Saved entries
= = =

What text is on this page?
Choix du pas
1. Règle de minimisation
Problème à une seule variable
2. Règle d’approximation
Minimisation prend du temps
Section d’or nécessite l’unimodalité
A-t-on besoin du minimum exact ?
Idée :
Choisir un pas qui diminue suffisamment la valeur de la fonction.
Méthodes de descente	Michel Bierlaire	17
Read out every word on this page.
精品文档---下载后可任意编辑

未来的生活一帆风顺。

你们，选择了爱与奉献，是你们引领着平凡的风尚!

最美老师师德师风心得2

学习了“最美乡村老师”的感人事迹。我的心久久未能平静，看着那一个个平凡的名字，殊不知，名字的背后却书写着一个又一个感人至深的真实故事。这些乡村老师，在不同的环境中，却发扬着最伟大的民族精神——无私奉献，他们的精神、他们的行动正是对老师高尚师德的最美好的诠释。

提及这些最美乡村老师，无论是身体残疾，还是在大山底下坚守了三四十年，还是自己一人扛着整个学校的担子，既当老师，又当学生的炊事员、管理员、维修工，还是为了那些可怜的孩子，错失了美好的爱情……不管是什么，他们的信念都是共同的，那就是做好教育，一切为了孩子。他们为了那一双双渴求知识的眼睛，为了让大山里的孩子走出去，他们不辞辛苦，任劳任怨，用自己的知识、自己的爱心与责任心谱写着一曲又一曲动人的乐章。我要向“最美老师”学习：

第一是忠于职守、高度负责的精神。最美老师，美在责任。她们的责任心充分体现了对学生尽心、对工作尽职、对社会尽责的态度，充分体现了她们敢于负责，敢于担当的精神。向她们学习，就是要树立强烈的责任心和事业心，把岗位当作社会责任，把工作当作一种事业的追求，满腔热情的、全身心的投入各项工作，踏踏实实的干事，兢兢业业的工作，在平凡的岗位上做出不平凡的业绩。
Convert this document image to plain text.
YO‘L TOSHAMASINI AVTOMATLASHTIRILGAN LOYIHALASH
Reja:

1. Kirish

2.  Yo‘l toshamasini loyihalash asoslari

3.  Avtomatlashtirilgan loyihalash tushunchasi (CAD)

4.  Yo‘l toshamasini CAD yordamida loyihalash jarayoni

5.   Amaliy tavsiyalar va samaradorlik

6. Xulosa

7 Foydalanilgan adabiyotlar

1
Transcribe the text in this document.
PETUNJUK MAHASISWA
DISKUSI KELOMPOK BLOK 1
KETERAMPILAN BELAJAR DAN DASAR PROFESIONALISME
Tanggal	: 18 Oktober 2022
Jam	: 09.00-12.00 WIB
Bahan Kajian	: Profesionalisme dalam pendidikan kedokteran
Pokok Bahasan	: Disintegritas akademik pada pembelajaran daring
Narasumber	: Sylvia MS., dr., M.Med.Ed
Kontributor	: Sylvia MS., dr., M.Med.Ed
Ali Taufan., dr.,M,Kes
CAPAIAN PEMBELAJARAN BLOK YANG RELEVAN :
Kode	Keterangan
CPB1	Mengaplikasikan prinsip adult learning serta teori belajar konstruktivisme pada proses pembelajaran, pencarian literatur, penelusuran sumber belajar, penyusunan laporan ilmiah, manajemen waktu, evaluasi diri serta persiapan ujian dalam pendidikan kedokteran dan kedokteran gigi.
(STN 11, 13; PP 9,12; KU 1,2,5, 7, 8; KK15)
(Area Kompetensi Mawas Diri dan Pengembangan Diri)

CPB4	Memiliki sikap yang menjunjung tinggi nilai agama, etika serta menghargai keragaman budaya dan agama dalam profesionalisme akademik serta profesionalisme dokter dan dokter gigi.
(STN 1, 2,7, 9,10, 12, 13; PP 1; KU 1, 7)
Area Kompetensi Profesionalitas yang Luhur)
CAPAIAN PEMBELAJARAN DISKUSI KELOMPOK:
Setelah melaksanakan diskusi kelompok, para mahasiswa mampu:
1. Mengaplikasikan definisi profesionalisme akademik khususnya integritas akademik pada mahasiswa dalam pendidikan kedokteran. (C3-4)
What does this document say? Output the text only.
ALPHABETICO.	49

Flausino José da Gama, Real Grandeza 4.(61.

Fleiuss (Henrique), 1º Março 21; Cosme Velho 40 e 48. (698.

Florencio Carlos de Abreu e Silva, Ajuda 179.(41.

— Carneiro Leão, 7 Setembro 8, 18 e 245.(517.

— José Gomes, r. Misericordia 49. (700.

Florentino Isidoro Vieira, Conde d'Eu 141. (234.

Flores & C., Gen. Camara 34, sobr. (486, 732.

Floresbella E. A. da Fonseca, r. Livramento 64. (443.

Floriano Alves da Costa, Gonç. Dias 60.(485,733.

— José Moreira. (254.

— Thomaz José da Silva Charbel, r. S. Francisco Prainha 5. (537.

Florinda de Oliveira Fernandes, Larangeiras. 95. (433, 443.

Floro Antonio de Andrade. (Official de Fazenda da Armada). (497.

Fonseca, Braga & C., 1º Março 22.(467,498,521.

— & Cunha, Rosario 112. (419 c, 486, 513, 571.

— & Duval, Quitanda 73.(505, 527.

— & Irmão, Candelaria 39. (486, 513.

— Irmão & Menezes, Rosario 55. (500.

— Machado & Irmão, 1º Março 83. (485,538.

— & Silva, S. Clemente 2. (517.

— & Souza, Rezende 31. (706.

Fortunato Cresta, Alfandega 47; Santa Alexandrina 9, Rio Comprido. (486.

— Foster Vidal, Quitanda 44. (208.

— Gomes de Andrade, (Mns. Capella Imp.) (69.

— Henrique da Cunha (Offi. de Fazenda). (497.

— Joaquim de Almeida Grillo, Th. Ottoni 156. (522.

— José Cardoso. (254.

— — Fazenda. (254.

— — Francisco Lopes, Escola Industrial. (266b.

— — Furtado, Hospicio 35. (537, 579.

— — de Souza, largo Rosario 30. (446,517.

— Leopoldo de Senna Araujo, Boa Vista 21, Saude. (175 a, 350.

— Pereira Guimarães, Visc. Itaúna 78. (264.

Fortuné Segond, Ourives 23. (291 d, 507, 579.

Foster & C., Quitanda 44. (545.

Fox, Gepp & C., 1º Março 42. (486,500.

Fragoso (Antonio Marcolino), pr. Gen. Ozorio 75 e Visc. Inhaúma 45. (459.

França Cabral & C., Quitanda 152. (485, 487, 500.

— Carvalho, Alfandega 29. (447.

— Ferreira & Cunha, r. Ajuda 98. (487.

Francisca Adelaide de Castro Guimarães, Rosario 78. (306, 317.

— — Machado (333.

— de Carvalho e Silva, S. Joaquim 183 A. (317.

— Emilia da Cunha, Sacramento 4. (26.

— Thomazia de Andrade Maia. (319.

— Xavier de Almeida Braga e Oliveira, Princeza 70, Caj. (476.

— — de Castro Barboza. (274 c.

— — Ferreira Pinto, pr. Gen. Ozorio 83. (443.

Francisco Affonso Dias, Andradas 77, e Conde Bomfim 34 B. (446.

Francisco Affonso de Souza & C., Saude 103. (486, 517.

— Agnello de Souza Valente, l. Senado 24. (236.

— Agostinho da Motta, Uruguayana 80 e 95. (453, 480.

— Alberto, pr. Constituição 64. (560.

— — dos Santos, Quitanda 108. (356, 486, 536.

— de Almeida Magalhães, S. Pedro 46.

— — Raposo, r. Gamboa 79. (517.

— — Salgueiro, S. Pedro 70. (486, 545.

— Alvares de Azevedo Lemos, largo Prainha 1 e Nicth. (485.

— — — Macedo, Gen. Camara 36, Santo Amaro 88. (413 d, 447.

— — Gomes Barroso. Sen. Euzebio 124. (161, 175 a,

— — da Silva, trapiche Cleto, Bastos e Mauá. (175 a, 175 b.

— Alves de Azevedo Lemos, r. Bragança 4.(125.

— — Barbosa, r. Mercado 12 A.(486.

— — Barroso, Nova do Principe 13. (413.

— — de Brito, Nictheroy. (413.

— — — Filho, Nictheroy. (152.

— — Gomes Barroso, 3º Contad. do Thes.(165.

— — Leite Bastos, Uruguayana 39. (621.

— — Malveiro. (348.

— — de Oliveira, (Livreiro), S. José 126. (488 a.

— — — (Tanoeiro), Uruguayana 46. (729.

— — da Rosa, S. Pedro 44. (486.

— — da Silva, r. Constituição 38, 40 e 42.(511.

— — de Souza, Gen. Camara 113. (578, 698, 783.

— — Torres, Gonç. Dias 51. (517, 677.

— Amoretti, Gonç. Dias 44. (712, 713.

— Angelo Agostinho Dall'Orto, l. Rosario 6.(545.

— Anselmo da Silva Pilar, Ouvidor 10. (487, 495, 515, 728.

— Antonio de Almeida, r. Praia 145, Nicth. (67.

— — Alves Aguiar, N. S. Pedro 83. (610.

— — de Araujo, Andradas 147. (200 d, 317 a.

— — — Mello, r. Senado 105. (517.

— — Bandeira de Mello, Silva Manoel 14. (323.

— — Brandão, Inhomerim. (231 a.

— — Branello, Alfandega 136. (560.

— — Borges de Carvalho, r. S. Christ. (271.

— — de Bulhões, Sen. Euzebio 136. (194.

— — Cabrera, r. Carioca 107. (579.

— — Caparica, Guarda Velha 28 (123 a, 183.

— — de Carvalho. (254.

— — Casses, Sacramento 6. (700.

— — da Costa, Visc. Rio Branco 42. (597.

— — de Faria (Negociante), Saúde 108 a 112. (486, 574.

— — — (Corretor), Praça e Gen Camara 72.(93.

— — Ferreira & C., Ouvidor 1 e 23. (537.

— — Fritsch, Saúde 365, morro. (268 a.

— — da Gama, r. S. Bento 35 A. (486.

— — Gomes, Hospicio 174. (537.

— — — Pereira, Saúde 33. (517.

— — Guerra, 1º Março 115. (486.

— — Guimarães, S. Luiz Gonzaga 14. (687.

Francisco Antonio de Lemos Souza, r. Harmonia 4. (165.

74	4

= = =

AIM: Locate the lines above that hold the word "akademik". Show every one of them.

OUTPUT OF THE TASK:
Pokok Bahasan	: Disintegritas akademik pada pembelajaran daring
CPB4	Memiliki sikap yang menjunjung tinggi nilai agama, etika serta menghargai keragaman budaya dan agama dalam profesionalisme akademik serta profesionalisme dokter dan dokter gigi.
1. Mengaplikasikan definisi profesionalisme akademik khususnya integritas akademik pada mahasiswa dalam pendidikan kedokteran. (C3-4)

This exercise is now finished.